> RECORDS TO PROCESS:

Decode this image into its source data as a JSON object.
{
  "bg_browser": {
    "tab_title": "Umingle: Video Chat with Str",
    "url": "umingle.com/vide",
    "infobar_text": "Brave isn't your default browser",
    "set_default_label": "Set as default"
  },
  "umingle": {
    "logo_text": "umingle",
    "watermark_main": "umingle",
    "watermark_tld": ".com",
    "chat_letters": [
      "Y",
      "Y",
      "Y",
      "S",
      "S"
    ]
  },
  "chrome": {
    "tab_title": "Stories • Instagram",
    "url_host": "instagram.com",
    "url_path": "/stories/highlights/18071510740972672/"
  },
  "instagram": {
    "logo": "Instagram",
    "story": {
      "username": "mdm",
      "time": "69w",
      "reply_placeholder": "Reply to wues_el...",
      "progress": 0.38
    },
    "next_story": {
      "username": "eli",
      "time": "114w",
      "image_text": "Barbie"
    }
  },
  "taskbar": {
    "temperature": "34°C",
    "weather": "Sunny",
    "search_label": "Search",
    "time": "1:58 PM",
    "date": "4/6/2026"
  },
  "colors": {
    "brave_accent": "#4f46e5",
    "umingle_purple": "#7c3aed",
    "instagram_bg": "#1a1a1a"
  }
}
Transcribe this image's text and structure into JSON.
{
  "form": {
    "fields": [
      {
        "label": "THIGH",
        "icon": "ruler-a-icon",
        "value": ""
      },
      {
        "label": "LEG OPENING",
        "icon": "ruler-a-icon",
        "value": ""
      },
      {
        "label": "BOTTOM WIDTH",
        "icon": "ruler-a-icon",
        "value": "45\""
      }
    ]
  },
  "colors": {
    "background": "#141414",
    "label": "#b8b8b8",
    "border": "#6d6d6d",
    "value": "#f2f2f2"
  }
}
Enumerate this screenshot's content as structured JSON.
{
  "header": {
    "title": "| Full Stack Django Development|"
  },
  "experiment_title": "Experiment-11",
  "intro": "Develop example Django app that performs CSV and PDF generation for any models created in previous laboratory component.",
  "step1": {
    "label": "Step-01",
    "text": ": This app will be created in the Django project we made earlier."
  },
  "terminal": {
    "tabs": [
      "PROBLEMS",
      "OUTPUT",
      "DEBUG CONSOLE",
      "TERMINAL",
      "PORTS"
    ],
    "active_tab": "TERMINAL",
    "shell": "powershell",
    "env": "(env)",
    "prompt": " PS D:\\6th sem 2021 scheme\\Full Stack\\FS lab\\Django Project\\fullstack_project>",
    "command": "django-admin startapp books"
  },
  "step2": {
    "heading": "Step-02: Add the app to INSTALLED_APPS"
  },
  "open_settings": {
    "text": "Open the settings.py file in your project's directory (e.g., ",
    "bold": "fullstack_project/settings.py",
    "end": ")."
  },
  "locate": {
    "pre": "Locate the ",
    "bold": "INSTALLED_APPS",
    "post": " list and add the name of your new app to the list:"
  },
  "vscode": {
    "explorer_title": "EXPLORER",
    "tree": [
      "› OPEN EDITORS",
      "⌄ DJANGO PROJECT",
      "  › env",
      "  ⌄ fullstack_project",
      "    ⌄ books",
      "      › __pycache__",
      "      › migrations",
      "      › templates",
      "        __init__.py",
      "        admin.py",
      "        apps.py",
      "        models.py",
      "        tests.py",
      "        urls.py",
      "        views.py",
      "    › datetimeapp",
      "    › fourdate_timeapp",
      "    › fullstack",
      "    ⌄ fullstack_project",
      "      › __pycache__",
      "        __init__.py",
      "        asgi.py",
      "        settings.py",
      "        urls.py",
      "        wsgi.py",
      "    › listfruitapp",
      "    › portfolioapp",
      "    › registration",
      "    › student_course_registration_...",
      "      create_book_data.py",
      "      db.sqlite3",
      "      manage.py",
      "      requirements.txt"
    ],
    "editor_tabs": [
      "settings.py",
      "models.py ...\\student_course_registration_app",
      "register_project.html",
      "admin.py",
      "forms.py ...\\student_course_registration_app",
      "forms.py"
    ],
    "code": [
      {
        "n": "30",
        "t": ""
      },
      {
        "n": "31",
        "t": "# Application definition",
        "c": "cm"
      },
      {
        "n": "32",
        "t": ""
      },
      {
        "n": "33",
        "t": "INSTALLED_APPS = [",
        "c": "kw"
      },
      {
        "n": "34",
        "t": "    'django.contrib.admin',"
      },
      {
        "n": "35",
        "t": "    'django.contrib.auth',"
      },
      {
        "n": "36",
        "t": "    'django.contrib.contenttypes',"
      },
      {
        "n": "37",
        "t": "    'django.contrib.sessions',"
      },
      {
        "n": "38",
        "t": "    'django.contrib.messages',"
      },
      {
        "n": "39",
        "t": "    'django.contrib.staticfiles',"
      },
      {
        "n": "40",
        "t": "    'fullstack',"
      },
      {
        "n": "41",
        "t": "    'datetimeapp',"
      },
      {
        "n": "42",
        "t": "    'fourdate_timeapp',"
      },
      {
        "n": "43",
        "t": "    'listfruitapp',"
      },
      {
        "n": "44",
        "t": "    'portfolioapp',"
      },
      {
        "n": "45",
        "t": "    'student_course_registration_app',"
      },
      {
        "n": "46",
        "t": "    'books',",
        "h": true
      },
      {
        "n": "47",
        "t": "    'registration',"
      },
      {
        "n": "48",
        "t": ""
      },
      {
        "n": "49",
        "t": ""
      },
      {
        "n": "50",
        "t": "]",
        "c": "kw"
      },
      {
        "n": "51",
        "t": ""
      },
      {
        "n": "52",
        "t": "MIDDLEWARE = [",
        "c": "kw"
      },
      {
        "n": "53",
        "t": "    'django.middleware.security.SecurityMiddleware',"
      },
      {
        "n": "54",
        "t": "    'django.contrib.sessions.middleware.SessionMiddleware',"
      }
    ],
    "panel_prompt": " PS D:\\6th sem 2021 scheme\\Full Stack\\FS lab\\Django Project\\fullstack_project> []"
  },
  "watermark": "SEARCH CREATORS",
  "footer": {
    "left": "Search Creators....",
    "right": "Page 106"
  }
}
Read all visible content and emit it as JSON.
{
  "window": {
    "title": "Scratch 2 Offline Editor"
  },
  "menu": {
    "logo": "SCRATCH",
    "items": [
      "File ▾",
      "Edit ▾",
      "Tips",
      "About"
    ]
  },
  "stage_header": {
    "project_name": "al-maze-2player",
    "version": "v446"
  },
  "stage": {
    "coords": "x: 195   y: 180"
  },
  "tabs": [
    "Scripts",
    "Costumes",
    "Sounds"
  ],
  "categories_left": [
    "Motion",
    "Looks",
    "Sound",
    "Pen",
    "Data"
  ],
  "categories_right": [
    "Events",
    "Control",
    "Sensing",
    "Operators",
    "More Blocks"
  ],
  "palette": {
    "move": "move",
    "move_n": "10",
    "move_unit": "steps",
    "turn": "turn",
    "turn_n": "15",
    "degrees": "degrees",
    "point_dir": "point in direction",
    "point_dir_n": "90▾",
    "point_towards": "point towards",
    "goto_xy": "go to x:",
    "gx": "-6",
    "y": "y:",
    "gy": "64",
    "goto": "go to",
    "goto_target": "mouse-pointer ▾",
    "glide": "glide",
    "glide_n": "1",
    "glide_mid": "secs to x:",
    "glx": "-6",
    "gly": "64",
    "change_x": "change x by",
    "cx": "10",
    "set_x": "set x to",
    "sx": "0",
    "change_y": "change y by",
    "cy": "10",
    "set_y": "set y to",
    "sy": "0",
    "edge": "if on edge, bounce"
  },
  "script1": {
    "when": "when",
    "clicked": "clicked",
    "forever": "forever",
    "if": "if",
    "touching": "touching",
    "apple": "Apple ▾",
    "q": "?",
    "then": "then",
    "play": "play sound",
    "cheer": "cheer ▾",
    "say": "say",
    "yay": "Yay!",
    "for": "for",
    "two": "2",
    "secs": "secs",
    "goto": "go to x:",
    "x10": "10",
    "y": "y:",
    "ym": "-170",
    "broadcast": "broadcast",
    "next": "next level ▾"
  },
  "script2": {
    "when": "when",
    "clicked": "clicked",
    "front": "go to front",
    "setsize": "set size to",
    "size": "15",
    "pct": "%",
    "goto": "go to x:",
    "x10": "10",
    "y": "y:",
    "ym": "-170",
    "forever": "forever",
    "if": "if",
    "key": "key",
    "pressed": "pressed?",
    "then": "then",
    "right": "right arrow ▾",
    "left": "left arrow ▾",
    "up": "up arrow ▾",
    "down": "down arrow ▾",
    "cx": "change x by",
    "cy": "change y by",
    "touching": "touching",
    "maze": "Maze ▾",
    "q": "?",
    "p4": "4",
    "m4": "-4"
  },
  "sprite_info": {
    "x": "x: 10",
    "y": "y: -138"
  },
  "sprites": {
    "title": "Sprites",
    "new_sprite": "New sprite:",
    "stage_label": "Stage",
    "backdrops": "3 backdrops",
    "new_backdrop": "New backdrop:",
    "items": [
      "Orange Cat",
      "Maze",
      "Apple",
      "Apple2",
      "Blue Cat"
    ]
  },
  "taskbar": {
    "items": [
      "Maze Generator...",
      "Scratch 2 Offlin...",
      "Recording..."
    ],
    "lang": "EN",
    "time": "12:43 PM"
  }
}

> WHAT IS ASKED: List all lines above in which the string "your" appears.

> REPLY TO THE TASK:
    "infobar_text": "Brave isn't your default browser",
    "text": "Open the settings.py file in your project's directory (e.g., ",
    "post": " list and add the name of your new app to the list:"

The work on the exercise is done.